Copy every line in which the string "layer" occurs.

-- BEGIN Provided records --

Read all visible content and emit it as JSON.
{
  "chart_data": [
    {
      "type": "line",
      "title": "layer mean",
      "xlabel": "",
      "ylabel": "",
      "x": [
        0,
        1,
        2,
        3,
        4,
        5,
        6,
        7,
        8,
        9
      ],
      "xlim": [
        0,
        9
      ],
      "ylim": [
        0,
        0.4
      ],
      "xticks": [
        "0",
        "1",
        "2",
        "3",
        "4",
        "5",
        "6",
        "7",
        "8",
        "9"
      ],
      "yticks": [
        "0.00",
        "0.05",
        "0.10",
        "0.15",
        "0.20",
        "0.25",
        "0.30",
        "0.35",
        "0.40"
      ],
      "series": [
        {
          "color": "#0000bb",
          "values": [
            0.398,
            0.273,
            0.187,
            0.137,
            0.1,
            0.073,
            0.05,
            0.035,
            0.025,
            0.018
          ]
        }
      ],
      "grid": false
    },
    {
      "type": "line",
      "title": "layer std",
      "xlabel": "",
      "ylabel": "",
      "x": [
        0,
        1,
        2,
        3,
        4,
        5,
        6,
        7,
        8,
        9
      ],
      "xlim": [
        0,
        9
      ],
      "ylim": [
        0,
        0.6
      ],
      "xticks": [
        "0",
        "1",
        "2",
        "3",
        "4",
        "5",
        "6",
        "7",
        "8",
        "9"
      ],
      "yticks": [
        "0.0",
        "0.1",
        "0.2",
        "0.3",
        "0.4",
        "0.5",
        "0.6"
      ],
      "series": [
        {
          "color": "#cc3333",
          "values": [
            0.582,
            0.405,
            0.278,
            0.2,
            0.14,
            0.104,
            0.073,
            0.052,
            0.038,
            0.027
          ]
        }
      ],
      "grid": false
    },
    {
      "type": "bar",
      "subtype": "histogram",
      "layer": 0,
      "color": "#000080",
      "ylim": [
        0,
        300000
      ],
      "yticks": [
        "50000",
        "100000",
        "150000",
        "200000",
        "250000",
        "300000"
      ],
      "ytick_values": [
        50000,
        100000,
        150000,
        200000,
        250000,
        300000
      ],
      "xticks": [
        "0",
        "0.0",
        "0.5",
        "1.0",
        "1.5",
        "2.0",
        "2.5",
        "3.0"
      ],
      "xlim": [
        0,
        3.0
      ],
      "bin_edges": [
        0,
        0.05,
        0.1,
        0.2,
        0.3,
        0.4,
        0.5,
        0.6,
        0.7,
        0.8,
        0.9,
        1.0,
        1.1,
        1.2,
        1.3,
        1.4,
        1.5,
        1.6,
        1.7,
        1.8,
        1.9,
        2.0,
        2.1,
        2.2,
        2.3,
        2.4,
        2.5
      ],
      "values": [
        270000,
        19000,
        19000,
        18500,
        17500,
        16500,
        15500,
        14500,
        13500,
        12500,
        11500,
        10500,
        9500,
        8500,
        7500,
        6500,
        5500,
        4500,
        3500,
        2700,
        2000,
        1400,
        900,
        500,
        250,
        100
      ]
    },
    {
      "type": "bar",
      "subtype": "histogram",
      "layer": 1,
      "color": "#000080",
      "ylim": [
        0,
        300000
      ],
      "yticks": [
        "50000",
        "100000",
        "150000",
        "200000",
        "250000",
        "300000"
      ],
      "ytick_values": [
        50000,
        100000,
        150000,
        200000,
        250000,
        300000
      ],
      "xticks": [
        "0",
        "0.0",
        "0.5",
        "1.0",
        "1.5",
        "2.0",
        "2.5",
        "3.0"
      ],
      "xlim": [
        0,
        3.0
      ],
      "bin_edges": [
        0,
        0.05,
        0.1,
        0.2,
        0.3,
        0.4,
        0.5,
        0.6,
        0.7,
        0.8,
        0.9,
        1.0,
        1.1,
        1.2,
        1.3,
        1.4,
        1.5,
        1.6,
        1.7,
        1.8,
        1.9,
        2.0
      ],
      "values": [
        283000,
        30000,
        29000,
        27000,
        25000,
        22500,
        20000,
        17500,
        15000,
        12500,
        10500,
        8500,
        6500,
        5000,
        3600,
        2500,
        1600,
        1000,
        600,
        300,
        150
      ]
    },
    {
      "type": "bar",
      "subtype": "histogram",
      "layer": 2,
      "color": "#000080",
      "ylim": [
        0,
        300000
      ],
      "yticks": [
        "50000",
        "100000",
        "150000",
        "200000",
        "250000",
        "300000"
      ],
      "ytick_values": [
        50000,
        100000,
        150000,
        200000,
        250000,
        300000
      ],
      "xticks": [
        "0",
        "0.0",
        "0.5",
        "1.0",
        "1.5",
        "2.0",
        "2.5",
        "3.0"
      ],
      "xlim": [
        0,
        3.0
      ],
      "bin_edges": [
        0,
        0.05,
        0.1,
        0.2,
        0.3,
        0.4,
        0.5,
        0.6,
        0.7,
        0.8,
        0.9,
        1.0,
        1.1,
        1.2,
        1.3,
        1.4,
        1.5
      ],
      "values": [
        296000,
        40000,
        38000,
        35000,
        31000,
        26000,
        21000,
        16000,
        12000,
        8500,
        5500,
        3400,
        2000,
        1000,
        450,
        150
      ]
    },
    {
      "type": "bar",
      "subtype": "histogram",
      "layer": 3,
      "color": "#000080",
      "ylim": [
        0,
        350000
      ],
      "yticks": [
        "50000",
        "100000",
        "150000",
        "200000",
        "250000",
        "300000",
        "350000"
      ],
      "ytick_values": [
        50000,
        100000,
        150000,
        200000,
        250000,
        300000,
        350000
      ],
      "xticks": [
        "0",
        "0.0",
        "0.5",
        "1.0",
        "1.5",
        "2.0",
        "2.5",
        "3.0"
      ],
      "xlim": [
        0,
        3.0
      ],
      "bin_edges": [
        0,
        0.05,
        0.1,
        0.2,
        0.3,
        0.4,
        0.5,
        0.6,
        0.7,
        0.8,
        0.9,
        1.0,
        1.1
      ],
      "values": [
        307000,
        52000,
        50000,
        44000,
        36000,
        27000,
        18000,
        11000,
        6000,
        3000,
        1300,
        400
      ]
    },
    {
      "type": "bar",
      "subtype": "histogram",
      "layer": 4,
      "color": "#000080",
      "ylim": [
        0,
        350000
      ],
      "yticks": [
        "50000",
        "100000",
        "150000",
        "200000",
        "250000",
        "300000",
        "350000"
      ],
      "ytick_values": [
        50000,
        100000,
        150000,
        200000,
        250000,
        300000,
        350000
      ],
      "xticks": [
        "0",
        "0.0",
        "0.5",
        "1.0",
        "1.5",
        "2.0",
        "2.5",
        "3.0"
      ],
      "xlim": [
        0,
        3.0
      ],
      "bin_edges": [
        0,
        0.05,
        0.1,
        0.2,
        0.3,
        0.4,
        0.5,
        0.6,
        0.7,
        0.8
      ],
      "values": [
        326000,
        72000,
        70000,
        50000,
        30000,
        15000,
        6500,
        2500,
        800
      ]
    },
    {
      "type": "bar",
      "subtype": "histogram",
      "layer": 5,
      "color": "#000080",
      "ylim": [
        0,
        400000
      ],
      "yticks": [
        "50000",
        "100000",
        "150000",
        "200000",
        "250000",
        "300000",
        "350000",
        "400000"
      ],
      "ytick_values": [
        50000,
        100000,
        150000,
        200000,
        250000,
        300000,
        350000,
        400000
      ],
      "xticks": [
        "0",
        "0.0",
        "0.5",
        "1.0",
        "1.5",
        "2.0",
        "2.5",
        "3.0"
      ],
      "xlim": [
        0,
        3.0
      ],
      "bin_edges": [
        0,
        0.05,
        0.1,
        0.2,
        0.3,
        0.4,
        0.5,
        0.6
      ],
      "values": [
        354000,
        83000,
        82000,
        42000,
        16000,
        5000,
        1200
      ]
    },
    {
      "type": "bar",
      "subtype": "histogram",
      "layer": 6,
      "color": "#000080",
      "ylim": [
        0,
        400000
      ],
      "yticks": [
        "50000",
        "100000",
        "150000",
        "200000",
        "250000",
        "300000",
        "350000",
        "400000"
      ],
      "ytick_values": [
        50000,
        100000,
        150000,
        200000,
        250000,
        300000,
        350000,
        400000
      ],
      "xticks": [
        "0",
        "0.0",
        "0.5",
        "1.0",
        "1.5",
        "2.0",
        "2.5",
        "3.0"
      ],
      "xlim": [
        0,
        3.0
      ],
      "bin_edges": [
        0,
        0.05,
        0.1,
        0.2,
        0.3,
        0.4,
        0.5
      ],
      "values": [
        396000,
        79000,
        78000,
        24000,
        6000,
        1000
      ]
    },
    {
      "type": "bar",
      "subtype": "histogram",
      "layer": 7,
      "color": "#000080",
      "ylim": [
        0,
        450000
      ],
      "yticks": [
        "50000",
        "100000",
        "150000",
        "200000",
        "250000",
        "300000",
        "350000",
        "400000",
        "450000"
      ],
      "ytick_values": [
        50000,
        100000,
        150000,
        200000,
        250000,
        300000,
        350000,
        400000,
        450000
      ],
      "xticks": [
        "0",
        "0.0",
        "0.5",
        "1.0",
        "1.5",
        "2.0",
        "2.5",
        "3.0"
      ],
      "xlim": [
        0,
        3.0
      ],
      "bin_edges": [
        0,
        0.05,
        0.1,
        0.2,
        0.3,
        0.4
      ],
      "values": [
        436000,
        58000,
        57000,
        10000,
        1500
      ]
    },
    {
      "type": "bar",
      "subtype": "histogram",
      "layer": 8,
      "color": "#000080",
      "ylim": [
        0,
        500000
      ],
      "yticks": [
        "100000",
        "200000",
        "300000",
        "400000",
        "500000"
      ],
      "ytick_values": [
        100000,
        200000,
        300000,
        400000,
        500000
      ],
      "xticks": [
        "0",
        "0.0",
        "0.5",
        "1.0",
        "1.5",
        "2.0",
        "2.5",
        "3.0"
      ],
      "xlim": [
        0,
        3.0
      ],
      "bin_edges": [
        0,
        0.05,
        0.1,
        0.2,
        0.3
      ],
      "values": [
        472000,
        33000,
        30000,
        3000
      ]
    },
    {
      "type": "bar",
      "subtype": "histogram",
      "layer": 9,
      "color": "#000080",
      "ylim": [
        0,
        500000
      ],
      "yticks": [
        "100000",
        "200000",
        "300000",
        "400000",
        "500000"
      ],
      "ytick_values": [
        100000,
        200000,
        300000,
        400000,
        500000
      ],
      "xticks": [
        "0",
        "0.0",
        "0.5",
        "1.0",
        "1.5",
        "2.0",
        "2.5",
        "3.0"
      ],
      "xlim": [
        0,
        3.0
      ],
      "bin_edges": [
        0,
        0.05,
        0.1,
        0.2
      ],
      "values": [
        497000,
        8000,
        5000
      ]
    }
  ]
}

-- END Provided records --

Full answer:
      "title": "layer mean",
      "title": "layer std",
      "layer": 0,
      "layer": 1,
      "layer": 2,
      "layer": 3,
      "layer": 4,
      "layer": 5,
      "layer": 6,
      "layer": 7,
      "layer": 8,
      "layer": 9,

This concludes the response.